Entries with figure data:
___

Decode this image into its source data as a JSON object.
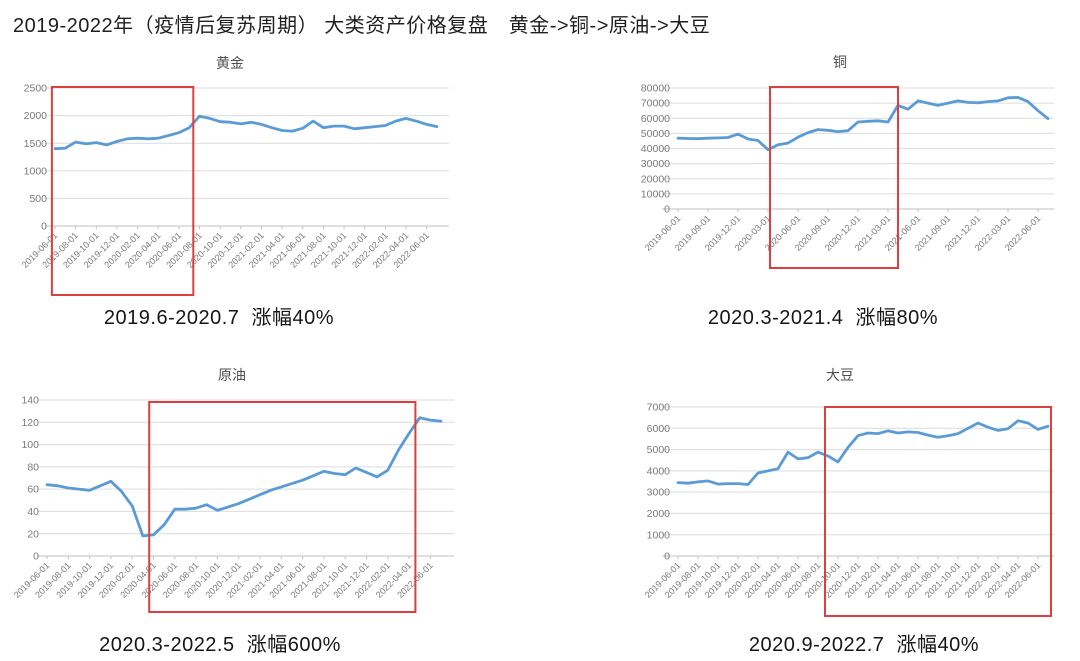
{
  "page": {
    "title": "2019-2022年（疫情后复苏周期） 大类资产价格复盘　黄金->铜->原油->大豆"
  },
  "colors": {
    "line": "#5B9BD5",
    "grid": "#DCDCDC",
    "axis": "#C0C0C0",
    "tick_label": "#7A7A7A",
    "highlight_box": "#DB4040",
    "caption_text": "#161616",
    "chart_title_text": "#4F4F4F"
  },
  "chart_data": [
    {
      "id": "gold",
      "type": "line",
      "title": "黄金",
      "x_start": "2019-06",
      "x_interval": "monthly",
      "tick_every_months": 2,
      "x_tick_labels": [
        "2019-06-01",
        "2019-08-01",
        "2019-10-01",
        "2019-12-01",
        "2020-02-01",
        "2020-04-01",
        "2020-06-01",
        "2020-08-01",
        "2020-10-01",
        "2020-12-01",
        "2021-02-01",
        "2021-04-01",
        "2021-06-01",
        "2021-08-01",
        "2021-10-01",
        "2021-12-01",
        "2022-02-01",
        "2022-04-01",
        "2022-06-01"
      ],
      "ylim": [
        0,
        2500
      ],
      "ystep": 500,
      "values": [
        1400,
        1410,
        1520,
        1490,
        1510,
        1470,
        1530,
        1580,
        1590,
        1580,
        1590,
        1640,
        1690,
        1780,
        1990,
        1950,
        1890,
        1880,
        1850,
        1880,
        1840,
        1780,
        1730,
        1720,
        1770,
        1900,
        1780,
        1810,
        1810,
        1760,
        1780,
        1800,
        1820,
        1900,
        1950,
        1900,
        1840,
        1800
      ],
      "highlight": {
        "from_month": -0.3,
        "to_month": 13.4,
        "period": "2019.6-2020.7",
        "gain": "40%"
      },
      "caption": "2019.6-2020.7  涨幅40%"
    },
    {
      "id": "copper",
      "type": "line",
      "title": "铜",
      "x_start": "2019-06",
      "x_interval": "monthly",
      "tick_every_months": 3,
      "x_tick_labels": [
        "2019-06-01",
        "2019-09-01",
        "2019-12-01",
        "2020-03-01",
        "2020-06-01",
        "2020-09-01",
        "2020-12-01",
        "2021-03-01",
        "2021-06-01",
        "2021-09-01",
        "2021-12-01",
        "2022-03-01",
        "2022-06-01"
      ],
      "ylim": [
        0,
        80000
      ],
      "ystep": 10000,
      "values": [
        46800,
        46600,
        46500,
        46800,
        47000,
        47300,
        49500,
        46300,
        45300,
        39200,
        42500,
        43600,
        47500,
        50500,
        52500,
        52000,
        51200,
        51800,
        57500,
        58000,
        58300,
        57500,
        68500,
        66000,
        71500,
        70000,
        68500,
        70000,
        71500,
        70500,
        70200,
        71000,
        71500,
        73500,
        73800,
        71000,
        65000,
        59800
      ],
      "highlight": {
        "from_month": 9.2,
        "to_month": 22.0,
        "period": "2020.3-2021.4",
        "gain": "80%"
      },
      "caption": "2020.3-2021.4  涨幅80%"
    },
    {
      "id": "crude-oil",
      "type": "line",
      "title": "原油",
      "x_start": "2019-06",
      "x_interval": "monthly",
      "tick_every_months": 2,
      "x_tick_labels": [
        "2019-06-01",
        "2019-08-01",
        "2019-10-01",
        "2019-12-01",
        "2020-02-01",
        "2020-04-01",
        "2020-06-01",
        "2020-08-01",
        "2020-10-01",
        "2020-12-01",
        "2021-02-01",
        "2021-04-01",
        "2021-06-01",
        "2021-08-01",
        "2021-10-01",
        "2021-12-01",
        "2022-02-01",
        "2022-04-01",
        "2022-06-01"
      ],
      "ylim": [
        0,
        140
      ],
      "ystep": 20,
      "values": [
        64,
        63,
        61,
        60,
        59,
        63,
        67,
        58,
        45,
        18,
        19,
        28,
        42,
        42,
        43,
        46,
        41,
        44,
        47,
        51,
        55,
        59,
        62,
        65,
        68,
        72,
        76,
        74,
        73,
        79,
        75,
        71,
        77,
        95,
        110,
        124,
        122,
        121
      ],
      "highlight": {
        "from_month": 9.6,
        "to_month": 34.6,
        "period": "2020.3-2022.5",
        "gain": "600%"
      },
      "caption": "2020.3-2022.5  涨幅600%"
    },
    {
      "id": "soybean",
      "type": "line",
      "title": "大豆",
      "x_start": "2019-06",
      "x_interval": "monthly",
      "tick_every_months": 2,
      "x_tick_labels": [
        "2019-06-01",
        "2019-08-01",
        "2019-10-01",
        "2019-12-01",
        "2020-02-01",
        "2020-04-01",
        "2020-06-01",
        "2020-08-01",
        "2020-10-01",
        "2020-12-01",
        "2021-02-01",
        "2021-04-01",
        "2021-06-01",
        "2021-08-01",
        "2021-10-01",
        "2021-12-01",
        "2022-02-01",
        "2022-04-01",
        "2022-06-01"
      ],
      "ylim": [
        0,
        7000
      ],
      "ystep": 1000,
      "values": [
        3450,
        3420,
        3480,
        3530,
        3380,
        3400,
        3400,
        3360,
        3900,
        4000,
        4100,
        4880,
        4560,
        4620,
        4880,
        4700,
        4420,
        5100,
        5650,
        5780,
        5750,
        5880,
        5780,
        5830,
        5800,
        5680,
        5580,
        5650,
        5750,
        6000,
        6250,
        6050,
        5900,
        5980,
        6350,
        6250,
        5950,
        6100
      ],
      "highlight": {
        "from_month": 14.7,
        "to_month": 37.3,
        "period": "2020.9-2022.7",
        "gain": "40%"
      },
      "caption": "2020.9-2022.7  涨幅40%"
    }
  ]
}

___

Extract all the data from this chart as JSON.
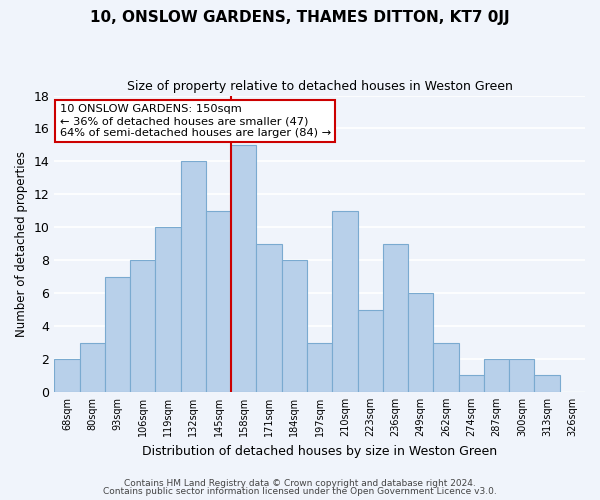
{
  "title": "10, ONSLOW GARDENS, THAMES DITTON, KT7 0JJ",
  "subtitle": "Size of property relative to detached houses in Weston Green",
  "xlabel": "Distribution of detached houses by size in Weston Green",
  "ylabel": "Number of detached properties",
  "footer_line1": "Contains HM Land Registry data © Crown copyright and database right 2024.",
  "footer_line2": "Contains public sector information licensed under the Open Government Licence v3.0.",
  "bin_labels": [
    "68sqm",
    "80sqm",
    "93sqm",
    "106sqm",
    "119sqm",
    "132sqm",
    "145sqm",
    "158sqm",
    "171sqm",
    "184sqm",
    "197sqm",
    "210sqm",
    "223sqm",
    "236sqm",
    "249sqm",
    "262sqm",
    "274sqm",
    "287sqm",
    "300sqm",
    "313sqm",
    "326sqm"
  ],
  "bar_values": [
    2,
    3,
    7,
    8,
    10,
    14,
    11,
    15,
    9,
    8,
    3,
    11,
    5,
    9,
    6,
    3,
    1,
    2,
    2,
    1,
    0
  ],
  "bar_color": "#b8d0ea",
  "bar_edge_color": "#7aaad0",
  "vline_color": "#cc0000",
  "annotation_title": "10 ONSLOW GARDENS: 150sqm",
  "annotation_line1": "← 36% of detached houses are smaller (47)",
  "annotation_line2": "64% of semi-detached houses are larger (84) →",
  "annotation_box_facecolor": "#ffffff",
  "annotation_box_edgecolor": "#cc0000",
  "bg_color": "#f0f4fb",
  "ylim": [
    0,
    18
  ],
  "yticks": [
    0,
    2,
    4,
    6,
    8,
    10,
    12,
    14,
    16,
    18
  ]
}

___

● **TASK TO COMPLETE**:
Examine the data above and state how many of its lines contain the word "JSON", with no further remarks.

● **TASK RESPONSE**:
2